◆ **Exercise aim**: Write out the data again exactly, skipping every picture.

Dataset rows:
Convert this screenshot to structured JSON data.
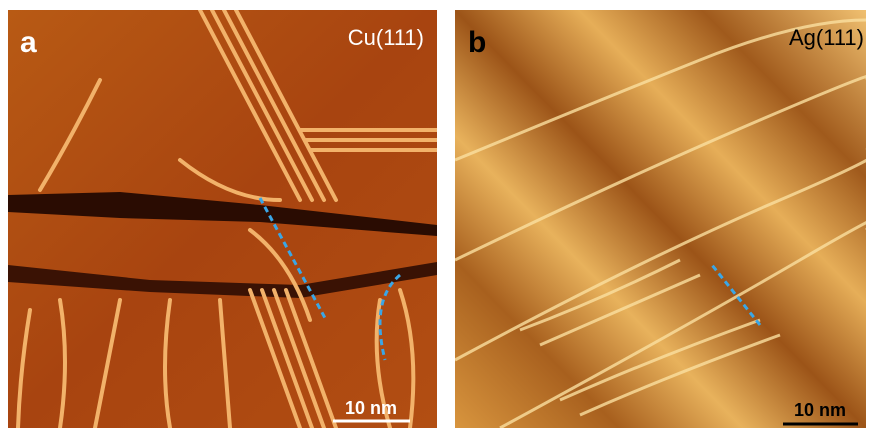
{
  "panels": [
    {
      "label": "a",
      "substrate": "Cu(111)",
      "scale_bar": "10 nm"
    },
    {
      "label": "b",
      "substrate": "Ag(111)",
      "scale_bar": "10 nm"
    }
  ]
}
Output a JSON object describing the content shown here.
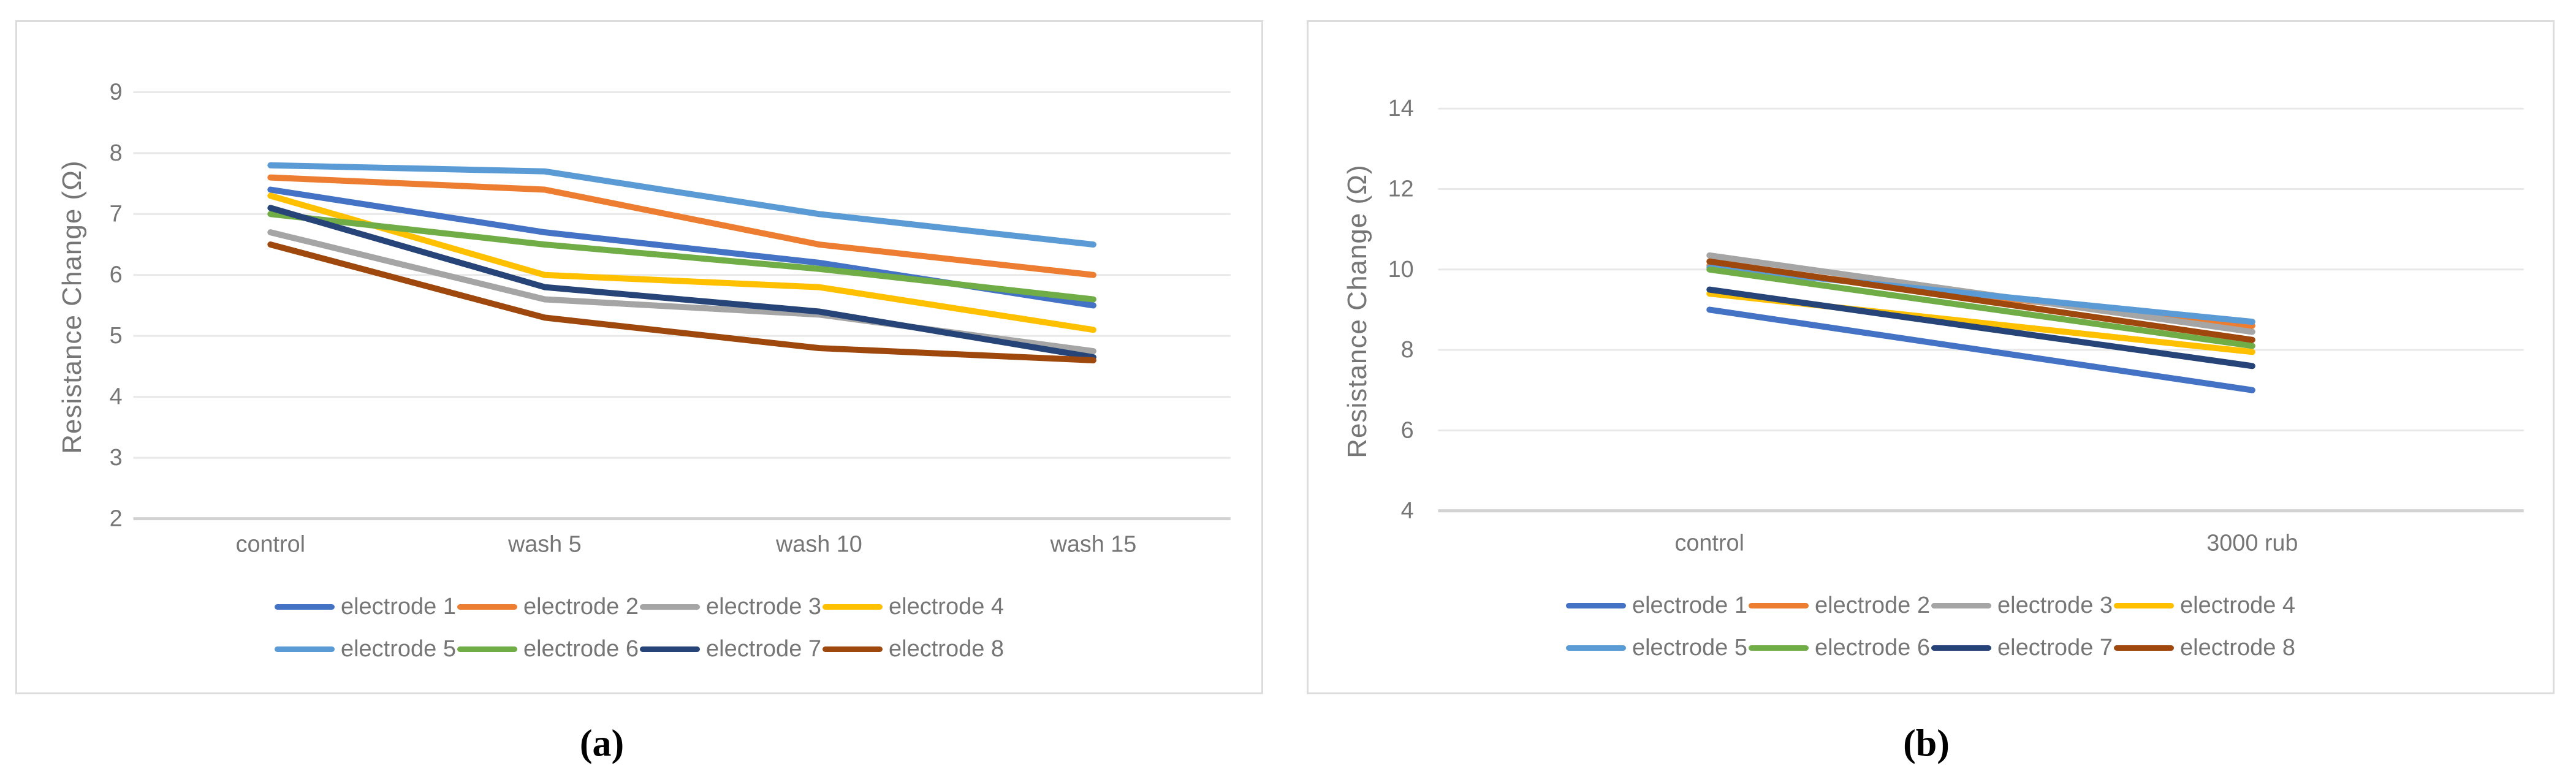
{
  "figure": {
    "captions": {
      "a": "(a)",
      "b": "(b)"
    },
    "grid_color": "#e8e8e8",
    "axis_color": "#d2d2d2",
    "text_color": "#767676"
  },
  "chart_data": [
    {
      "id": "a",
      "type": "line",
      "title": "",
      "xlabel": "",
      "ylabel": "Resistance Change (Ω)",
      "categories": [
        "control",
        "wash 5",
        "wash 10",
        "wash 15"
      ],
      "yticks": [
        2,
        3,
        4,
        5,
        6,
        7,
        8,
        9
      ],
      "ylim": [
        2,
        9.8
      ],
      "grid": true,
      "legend_position": "bottom",
      "series": [
        {
          "name": "electrode 1",
          "color": "#4472C4",
          "values": [
            7.4,
            6.7,
            6.2,
            5.5
          ]
        },
        {
          "name": "electrode 2",
          "color": "#ED7D31",
          "values": [
            7.6,
            7.4,
            6.5,
            6.0
          ]
        },
        {
          "name": "electrode 3",
          "color": "#A5A5A5",
          "values": [
            6.7,
            5.6,
            5.35,
            4.75
          ]
        },
        {
          "name": "electrode 4",
          "color": "#FFC000",
          "values": [
            7.3,
            6.0,
            5.8,
            5.1
          ]
        },
        {
          "name": "electrode 5",
          "color": "#5B9BD5",
          "values": [
            7.8,
            7.7,
            7.0,
            6.5
          ]
        },
        {
          "name": "electrode 6",
          "color": "#70AD47",
          "values": [
            7.0,
            6.5,
            6.1,
            5.6
          ]
        },
        {
          "name": "electrode 7",
          "color": "#264478",
          "values": [
            7.1,
            5.8,
            5.4,
            4.65
          ]
        },
        {
          "name": "electrode 8",
          "color": "#9E480E",
          "values": [
            6.5,
            5.3,
            4.8,
            4.6
          ]
        }
      ]
    },
    {
      "id": "b",
      "type": "line",
      "title": "",
      "xlabel": "",
      "ylabel": "Resistance Change (Ω)",
      "categories": [
        "control",
        "3000 rub"
      ],
      "yticks": [
        4,
        6,
        8,
        10,
        12,
        14
      ],
      "ylim": [
        4,
        16
      ],
      "grid": true,
      "legend_position": "bottom",
      "series": [
        {
          "name": "electrode 1",
          "color": "#4472C4",
          "values": [
            9.0,
            7.0
          ]
        },
        {
          "name": "electrode 2",
          "color": "#ED7D31",
          "values": [
            10.1,
            8.6
          ]
        },
        {
          "name": "electrode 3",
          "color": "#A5A5A5",
          "values": [
            10.35,
            8.45
          ]
        },
        {
          "name": "electrode 4",
          "color": "#FFC000",
          "values": [
            9.4,
            7.95
          ]
        },
        {
          "name": "electrode 5",
          "color": "#5B9BD5",
          "values": [
            10.05,
            8.7
          ]
        },
        {
          "name": "electrode 6",
          "color": "#70AD47",
          "values": [
            10.0,
            8.1
          ]
        },
        {
          "name": "electrode 7",
          "color": "#264478",
          "values": [
            9.5,
            7.6
          ]
        },
        {
          "name": "electrode 8",
          "color": "#9E480E",
          "values": [
            10.2,
            8.25
          ]
        }
      ]
    }
  ]
}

◆ **Task response**:
Convert this screenshot to structured JSON data.
{
  "panels": [
    {
      "label": "a",
      "substrate": "Cu(111)",
      "scale_bar": "10 nm"
    },
    {
      "label": "b",
      "substrate": "Ag(111)",
      "scale_bar": "10 nm"
    }
  ]
}
Output a JSON object describing the content shown here.
{
  "figure": {
    "captions": {
      "a": "(a)",
      "b": "(b)"
    },
    "grid_color": "#e8e8e8",
    "axis_color": "#d2d2d2",
    "text_color": "#767676"
  },
  "chart_data": [
    {
      "id": "a",
      "type": "line",
      "title": "",
      "xlabel": "",
      "ylabel": "Resistance Change (Ω)",
      "categories": [
        "control",
        "wash 5",
        "wash 10",
        "wash 15"
      ],
      "yticks": [
        2,
        3,
        4,
        5,
        6,
        7,
        8,
        9
      ],
      "ylim": [
        2,
        9.8
      ],
      "grid": true,
      "legend_position": "bottom",
      "series": [
        {
          "name": "electrode 1",
          "color": "#4472C4",
          "values": [
            7.4,
            6.7,
            6.2,
            5.5
          ]
        },
        {
          "name": "electrode 2",
          "color": "#ED7D31",
          "values": [
            7.6,
            7.4,
            6.5,
            6.0
          ]
        },
        {
          "name": "electrode 3",
          "color": "#A5A5A5",
          "values": [
            6.7,
            5.6,
            5.35,
            4.75
          ]
        },
        {
          "name": "electrode 4",
          "color": "#FFC000",
          "values": [
            7.3,
            6.0,
            5.8,
            5.1
          ]
        },
        {
          "name": "electrode 5",
          "color": "#5B9BD5",
          "values": [
            7.8,
            7.7,
            7.0,
            6.5
          ]
        },
        {
          "name": "electrode 6",
          "color": "#70AD47",
          "values": [
            7.0,
            6.5,
            6.1,
            5.6
          ]
        },
        {
          "name": "electrode 7",
          "color": "#264478",
          "values": [
            7.1,
            5.8,
            5.4,
            4.65
          ]
        },
        {
          "name": "electrode 8",
          "color": "#9E480E",
          "values": [
            6.5,
            5.3,
            4.8,
            4.6
          ]
        }
      ]
    },
    {
      "id": "b",
      "type": "line",
      "title": "",
      "xlabel": "",
      "ylabel": "Resistance Change (Ω)",
      "categories": [
        "control",
        "3000 rub"
      ],
      "yticks": [
        4,
        6,
        8,
        10,
        12,
        14
      ],
      "ylim": [
        4,
        16
      ],
      "grid": true,
      "legend_position": "bottom",
      "series": [
        {
          "name": "electrode 1",
          "color": "#4472C4",
          "values": [
            9.0,
            7.0
          ]
        },
        {
          "name": "electrode 2",
          "color": "#ED7D31",
          "values": [
            10.1,
            8.6
          ]
        },
        {
          "name": "electrode 3",
          "color": "#A5A5A5",
          "values": [
            10.35,
            8.45
          ]
        },
        {
          "name": "electrode 4",
          "color": "#FFC000",
          "values": [
            9.4,
            7.95
          ]
        },
        {
          "name": "electrode 5",
          "color": "#5B9BD5",
          "values": [
            10.05,
            8.7
          ]
        },
        {
          "name": "electrode 6",
          "color": "#70AD47",
          "values": [
            10.0,
            8.1
          ]
        },
        {
          "name": "electrode 7",
          "color": "#264478",
          "values": [
            9.5,
            7.6
          ]
        },
        {
          "name": "electrode 8",
          "color": "#9E480E",
          "values": [
            10.2,
            8.25
          ]
        }
      ]
    }
  ]
}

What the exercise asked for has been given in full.